### Directions
Below are the records. Gather each line that holds "value".
* * *
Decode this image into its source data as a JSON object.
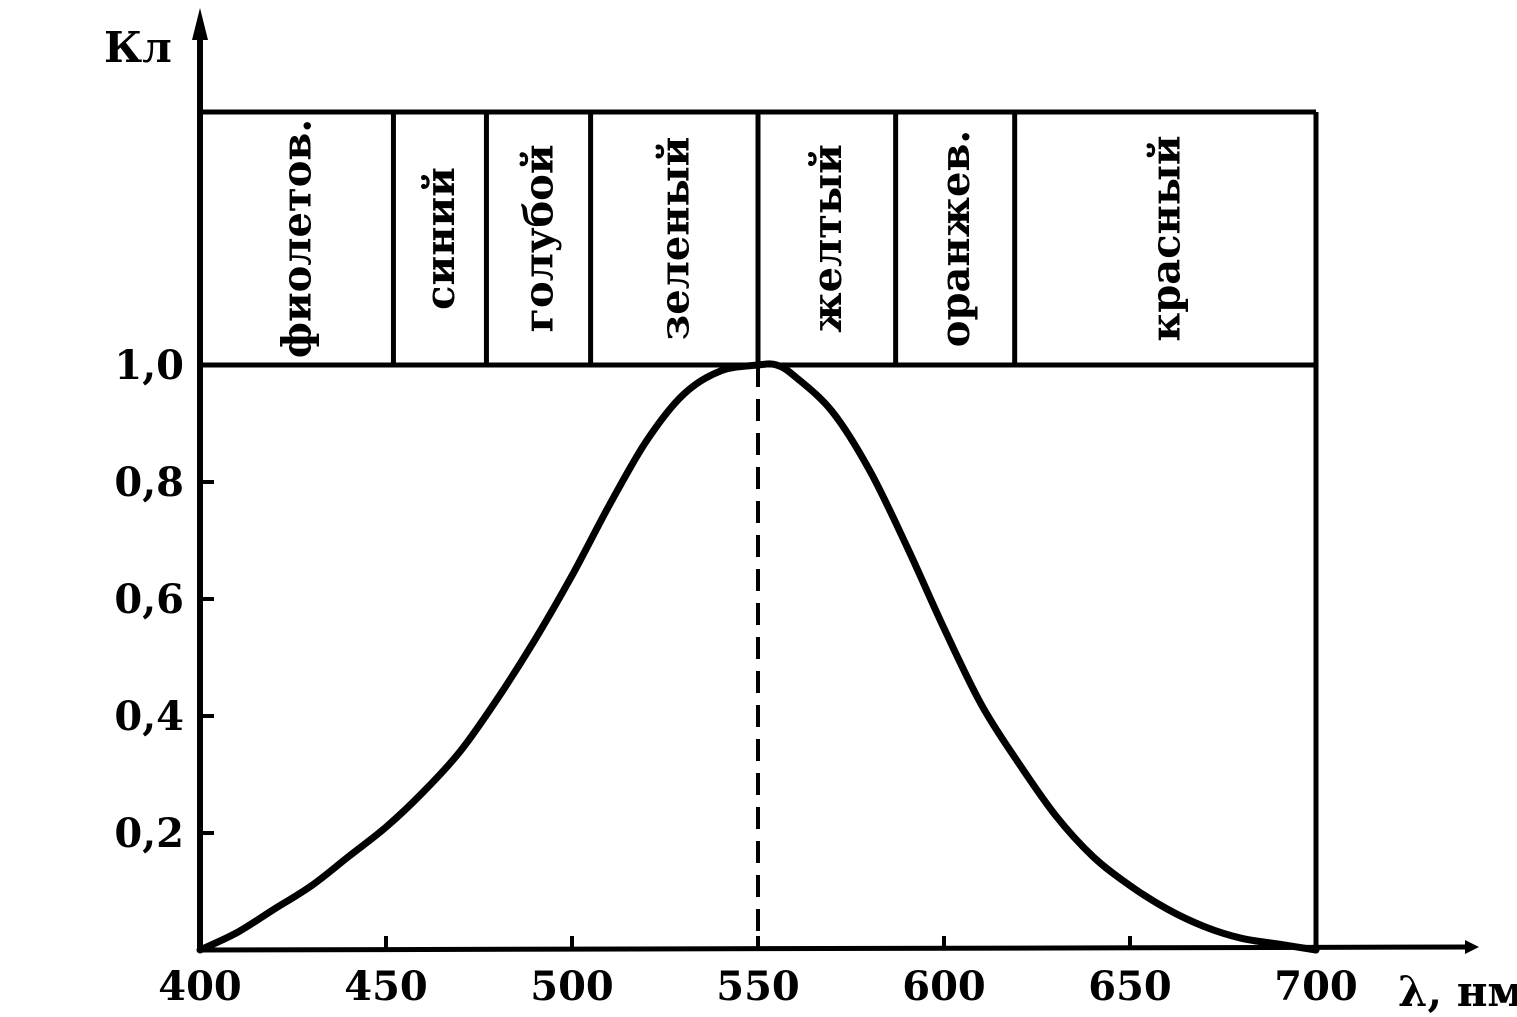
{
  "chart_data": {
    "type": "line",
    "title": "",
    "ylabel": "Кл",
    "xlabel": "λ, нм",
    "xlim": [
      400,
      700
    ],
    "ylim": [
      0,
      1.0
    ],
    "x_ticks": [
      {
        "value": 400,
        "label": "400"
      },
      {
        "value": 450,
        "label": "450"
      },
      {
        "value": 500,
        "label": "500"
      },
      {
        "value": 550,
        "label": "550"
      },
      {
        "value": 600,
        "label": "600"
      },
      {
        "value": 650,
        "label": "650"
      },
      {
        "value": 700,
        "label": "700"
      }
    ],
    "y_ticks": [
      {
        "value": 0.2,
        "label": "0,2"
      },
      {
        "value": 0.4,
        "label": "0,4"
      },
      {
        "value": 0.6,
        "label": "0,6"
      },
      {
        "value": 0.8,
        "label": "0,8"
      },
      {
        "value": 1.0,
        "label": "1,0"
      }
    ],
    "series": [
      {
        "x": [
          400,
          410,
          420,
          430,
          440,
          450,
          460,
          470,
          480,
          490,
          500,
          510,
          520,
          530,
          540,
          550,
          555,
          560,
          570,
          580,
          590,
          600,
          610,
          620,
          630,
          640,
          650,
          660,
          670,
          680,
          690,
          700
        ],
        "y": [
          0.0,
          0.03,
          0.07,
          0.11,
          0.16,
          0.21,
          0.27,
          0.34,
          0.43,
          0.53,
          0.64,
          0.76,
          0.87,
          0.95,
          0.99,
          1.0,
          1.0,
          0.98,
          0.92,
          0.82,
          0.69,
          0.55,
          0.42,
          0.32,
          0.23,
          0.16,
          0.11,
          0.07,
          0.04,
          0.02,
          0.01,
          0.0
        ]
      }
    ],
    "reference_line": {
      "x": 550
    },
    "color_bands": [
      {
        "label": "фиолетов.",
        "x_start": 400,
        "x_end": 452
      },
      {
        "label": "синий",
        "x_start": 452,
        "x_end": 477
      },
      {
        "label": "голубой",
        "x_start": 477,
        "x_end": 505
      },
      {
        "label": "зеленый",
        "x_start": 505,
        "x_end": 550
      },
      {
        "label": "желтый",
        "x_start": 550,
        "x_end": 587
      },
      {
        "label": "оранжев.",
        "x_start": 587,
        "x_end": 619
      },
      {
        "label": "красный",
        "x_start": 619,
        "x_end": 700
      }
    ],
    "grid": false,
    "legend": "none"
  }
}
* * *
### Exercise answer
        "value": 400,
        "value": 450,
        "value": 500,
        "value": 550,
        "value": 600,
        "value": 650,
        "value": 700,
        "value": 0.2,
        "value": 0.4,
        "value": 0.6,
        "value": 0.8,
        "value": 1.0,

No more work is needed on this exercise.